*EXERCISE DETAILS*: Give back exactly the lines that run from the line containing "Extract all readable text from this page." through the end of the listing below. Leave out every other line.

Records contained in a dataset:
● ● ● ● ● ● ●
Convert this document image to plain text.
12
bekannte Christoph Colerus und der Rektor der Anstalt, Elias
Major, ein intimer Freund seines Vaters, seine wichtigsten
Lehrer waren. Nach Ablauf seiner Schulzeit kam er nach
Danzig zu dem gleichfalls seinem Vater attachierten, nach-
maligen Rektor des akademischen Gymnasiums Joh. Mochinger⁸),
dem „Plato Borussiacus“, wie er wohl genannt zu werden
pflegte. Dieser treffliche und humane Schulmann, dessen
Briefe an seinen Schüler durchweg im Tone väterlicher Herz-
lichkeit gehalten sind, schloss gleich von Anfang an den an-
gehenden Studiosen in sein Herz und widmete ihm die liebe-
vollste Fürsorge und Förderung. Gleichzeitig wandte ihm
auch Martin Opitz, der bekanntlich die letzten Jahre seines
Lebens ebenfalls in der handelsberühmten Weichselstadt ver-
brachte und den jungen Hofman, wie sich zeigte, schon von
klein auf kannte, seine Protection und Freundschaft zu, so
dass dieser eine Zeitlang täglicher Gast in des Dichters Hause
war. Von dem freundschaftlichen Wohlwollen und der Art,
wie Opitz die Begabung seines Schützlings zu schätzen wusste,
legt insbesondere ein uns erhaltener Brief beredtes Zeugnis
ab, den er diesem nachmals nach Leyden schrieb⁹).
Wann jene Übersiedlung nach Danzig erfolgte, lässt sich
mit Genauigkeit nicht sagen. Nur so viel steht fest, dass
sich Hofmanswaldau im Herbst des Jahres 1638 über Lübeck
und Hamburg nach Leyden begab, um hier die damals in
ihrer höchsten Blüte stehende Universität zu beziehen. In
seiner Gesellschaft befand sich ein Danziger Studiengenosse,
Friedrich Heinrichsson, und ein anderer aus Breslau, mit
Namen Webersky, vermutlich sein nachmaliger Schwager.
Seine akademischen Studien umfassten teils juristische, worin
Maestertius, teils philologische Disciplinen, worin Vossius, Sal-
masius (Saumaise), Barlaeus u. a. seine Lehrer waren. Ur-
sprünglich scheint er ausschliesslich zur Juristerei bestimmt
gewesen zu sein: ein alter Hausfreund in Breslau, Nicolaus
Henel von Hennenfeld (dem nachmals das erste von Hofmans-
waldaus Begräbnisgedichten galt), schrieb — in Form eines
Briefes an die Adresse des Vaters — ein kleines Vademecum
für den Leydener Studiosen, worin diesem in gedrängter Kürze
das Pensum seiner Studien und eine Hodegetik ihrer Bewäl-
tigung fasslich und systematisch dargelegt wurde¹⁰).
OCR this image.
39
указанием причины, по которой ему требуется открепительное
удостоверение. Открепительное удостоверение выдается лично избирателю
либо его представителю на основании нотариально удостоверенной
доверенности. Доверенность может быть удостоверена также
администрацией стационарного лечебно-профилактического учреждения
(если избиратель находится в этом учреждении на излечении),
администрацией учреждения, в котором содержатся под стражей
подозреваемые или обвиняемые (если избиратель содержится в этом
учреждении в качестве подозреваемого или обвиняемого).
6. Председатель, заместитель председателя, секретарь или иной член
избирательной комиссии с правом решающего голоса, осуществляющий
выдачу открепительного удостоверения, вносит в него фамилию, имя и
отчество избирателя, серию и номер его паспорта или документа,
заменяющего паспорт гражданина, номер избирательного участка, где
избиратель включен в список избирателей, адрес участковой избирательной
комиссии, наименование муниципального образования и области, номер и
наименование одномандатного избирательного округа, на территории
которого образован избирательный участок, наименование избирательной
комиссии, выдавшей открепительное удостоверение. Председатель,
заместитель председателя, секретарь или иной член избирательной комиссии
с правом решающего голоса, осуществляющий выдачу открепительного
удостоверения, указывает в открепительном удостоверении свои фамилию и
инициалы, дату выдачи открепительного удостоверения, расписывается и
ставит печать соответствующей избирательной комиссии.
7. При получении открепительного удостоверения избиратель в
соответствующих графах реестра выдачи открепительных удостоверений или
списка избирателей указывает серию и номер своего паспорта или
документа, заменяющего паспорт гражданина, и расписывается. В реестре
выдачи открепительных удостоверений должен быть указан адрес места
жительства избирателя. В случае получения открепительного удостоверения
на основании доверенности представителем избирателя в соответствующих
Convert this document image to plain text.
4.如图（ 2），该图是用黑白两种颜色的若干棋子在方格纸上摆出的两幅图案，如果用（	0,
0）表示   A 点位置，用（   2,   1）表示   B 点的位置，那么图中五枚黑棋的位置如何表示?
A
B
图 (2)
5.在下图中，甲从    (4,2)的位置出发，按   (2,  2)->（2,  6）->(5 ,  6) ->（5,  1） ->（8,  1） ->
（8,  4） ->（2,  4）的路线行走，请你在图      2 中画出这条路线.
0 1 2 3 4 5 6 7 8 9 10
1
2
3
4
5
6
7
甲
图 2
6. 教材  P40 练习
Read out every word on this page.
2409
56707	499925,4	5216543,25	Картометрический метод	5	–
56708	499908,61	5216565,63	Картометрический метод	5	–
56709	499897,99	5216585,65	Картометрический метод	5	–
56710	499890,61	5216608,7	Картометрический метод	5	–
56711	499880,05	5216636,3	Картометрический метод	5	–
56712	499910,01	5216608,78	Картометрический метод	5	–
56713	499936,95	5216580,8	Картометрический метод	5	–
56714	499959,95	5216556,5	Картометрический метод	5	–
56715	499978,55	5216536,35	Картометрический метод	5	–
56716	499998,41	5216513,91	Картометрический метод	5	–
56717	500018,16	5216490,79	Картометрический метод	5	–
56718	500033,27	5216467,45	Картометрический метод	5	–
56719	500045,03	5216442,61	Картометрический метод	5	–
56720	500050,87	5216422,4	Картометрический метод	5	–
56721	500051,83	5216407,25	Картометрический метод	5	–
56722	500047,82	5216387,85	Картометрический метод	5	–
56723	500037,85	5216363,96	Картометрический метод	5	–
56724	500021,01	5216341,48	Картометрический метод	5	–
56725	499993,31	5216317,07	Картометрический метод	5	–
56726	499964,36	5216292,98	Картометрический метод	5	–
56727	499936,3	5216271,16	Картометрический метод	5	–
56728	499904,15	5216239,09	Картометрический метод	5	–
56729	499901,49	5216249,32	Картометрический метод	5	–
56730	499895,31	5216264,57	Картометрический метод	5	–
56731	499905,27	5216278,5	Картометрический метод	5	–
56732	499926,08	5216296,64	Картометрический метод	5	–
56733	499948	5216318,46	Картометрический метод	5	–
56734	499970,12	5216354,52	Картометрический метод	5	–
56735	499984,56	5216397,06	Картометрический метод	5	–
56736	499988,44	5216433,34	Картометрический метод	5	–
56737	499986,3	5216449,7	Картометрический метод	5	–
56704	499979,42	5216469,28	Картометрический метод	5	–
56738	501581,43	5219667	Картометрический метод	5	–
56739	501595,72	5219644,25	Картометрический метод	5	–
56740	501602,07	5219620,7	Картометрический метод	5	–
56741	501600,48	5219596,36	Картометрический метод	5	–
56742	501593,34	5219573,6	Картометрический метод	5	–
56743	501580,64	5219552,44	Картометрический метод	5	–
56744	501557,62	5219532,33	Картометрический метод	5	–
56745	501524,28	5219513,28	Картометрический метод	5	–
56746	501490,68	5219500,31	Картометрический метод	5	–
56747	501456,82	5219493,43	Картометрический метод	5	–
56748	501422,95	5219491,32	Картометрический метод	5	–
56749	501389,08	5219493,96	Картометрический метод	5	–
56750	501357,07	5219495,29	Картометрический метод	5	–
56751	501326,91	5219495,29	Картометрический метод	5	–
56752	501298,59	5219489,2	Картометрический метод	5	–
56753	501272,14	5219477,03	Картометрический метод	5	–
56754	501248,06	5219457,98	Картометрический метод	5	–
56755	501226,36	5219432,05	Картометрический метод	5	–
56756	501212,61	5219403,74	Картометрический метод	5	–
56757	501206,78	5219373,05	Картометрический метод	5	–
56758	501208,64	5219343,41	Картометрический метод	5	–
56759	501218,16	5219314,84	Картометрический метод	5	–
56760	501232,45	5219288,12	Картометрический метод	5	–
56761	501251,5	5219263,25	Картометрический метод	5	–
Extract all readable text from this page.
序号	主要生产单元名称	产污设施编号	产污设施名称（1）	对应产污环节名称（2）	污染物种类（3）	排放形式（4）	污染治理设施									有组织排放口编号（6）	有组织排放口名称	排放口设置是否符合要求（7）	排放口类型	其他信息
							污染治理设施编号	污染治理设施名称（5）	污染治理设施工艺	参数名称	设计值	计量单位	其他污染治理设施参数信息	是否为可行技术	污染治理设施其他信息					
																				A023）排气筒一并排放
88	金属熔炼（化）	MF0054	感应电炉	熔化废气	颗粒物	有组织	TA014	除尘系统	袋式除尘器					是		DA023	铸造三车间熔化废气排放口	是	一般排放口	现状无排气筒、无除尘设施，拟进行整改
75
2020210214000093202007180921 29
● ● ● ● ● ● ●
*CORRECT ANSWER*:
Extract all readable text from this page.
序号	主要生产单元名称	产污设施编号	产污设施名称（1）	对应产污环节名称（2）	污染物种类（3）	排放形式（4）	污染治理设施									有组织排放口编号（6）	有组织排放口名称	排放口设置是否符合要求（7）	排放口类型	其他信息
							污染治理设施编号	污染治理设施名称（5）	污染治理设施工艺	参数名称	设计值	计量单位	其他污染治理设施参数信息	是否为可行技术	污染治理设施其他信息					
																				A023）排气筒一并排放
88	金属熔炼（化）	MF0054	感应电炉	熔化废气	颗粒物	有组织	TA014	除尘系统	袋式除尘器					是		DA023	铸造三车间熔化废气排放口	是	一般排放口	现状无排气筒、无除尘设施，拟进行整改
75
2020210214000093202007180921 29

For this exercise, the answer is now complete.